**WORK TO DO**. Of all the lines in the records, how many hold the word "anomaly"? Answer with the number only.

═══ SOURCE MATERIAL

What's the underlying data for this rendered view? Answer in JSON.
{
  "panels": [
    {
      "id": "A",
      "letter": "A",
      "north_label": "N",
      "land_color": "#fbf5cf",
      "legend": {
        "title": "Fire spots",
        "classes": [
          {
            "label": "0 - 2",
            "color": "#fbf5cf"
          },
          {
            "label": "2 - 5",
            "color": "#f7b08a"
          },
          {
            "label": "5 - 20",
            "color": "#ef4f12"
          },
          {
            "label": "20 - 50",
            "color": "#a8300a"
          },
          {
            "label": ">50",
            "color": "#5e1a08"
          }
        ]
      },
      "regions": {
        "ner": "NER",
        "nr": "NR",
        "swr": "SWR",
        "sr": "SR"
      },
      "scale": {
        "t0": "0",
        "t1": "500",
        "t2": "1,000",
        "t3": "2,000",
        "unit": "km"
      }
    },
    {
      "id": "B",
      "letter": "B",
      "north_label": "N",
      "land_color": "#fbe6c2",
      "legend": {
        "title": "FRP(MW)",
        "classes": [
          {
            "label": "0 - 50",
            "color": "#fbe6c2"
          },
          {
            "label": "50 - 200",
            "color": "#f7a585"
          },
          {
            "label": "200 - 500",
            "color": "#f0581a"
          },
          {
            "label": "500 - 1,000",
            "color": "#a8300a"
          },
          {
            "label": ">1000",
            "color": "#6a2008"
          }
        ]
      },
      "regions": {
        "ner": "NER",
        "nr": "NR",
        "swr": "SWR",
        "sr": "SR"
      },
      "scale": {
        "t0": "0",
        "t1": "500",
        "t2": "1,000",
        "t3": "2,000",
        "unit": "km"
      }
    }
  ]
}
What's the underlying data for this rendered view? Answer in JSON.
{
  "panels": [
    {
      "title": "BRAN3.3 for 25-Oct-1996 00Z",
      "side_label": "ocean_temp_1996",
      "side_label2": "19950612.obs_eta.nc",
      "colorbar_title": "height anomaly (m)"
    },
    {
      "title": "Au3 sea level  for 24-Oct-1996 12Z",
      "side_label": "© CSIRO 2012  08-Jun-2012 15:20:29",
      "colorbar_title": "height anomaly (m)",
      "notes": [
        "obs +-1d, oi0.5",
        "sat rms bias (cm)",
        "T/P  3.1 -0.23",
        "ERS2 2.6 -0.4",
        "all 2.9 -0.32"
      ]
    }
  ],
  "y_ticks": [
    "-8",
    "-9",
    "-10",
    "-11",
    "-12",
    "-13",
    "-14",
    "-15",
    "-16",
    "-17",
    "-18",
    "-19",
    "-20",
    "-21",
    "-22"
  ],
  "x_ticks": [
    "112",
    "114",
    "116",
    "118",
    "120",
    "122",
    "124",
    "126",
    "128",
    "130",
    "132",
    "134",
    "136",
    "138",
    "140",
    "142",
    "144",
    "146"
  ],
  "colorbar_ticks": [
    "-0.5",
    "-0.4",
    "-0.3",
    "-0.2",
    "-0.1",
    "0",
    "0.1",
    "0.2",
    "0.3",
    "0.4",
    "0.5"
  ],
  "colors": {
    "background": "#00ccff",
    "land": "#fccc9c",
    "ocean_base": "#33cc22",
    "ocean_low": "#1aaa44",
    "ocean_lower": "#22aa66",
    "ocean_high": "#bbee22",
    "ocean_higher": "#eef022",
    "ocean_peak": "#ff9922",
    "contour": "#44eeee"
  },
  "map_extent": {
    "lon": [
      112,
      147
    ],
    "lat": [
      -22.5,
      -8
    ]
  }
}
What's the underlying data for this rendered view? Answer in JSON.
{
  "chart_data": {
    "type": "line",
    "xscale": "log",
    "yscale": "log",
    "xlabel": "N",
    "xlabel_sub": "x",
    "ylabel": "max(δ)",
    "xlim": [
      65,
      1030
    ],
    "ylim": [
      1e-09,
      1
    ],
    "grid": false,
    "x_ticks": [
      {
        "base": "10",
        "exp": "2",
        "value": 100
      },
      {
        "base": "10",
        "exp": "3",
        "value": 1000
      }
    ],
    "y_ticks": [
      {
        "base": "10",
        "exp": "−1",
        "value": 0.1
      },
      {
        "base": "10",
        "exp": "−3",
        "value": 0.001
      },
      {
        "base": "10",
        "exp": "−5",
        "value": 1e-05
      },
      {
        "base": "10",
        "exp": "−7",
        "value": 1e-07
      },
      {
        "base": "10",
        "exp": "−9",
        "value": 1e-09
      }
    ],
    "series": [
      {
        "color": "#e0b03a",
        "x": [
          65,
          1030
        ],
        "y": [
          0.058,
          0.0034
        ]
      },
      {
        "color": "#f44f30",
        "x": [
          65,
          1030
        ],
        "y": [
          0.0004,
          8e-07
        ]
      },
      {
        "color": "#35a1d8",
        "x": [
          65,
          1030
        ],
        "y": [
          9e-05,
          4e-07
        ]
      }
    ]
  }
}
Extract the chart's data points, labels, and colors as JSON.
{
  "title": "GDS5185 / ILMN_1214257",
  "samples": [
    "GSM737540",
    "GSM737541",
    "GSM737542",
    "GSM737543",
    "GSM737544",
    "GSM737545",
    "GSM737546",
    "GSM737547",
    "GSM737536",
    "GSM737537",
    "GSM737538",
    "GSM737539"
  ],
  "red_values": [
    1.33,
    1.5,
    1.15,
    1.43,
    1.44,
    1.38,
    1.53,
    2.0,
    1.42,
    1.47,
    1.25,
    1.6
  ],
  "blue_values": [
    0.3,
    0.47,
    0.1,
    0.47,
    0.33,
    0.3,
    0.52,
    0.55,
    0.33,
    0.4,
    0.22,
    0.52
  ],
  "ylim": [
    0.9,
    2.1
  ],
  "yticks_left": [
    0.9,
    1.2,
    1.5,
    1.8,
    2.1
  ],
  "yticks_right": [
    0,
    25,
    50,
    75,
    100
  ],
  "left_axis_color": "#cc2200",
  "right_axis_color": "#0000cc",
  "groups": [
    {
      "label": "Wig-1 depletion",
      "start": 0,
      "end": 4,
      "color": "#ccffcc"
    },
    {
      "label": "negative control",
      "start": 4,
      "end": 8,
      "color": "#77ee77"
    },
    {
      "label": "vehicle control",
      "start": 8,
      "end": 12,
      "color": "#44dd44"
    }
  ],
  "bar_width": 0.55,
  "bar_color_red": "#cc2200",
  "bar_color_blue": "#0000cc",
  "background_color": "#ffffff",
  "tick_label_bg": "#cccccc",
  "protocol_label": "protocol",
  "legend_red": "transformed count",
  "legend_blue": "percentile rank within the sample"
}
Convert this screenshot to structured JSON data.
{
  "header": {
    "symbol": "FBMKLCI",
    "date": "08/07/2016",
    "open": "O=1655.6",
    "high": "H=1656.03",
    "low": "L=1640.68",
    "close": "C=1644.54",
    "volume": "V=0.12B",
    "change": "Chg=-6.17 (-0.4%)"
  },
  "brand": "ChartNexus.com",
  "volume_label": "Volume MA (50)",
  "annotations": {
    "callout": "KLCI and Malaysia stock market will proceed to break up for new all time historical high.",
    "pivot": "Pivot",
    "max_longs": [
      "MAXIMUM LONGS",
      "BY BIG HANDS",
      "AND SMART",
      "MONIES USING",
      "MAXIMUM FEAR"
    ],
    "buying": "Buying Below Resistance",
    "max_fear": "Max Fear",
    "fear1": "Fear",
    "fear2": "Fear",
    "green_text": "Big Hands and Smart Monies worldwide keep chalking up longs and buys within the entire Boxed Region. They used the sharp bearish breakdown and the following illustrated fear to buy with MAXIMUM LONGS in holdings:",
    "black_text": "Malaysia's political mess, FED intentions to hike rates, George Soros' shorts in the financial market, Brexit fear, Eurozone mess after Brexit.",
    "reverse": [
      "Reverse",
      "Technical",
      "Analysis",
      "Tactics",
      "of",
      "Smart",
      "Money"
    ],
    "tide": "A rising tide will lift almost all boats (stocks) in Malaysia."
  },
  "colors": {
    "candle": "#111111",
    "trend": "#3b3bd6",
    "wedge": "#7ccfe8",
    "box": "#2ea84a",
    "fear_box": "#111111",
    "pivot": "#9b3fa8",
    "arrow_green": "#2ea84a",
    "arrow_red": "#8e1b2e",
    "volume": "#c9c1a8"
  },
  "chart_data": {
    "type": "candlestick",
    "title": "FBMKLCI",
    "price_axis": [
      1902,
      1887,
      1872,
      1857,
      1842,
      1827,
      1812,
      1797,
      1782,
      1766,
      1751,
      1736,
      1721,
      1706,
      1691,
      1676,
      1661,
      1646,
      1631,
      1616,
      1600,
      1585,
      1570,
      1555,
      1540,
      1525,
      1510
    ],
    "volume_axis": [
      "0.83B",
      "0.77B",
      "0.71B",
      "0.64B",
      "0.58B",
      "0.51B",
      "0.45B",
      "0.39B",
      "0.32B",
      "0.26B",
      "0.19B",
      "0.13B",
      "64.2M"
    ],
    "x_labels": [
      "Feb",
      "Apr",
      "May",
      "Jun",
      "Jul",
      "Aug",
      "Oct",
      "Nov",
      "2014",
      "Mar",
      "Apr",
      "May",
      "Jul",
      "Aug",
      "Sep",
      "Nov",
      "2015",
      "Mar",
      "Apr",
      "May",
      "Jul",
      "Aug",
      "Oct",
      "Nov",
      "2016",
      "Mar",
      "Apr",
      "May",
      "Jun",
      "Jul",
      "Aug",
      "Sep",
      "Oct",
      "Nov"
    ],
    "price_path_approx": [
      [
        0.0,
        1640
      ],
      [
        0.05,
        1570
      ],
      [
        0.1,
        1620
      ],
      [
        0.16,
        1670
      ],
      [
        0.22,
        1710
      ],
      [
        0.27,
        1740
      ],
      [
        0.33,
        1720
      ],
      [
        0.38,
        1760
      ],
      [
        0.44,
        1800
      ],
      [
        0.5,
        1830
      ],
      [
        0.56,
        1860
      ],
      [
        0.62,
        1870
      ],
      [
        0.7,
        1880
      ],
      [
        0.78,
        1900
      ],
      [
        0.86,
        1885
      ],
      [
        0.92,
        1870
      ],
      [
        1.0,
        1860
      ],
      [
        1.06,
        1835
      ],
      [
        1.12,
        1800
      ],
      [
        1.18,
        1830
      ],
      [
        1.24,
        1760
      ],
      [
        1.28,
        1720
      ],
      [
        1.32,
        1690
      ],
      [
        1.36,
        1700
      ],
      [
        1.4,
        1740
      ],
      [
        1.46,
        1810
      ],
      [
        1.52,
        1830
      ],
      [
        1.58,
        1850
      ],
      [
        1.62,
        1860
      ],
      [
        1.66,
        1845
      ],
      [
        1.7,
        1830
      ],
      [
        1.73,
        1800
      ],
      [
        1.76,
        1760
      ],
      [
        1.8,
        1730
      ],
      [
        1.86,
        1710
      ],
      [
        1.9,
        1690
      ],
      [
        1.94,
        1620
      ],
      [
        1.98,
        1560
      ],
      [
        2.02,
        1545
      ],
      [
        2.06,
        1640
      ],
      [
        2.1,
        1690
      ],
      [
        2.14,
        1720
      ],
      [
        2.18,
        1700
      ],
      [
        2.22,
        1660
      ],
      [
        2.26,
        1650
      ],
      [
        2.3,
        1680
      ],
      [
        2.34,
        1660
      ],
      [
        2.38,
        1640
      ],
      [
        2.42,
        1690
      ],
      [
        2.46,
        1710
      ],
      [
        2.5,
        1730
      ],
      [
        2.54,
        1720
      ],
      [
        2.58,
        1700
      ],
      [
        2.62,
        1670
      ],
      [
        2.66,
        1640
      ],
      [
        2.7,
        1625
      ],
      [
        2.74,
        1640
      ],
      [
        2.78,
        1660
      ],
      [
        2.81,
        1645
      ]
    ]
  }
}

══════

**WORKED ANSWER**. 2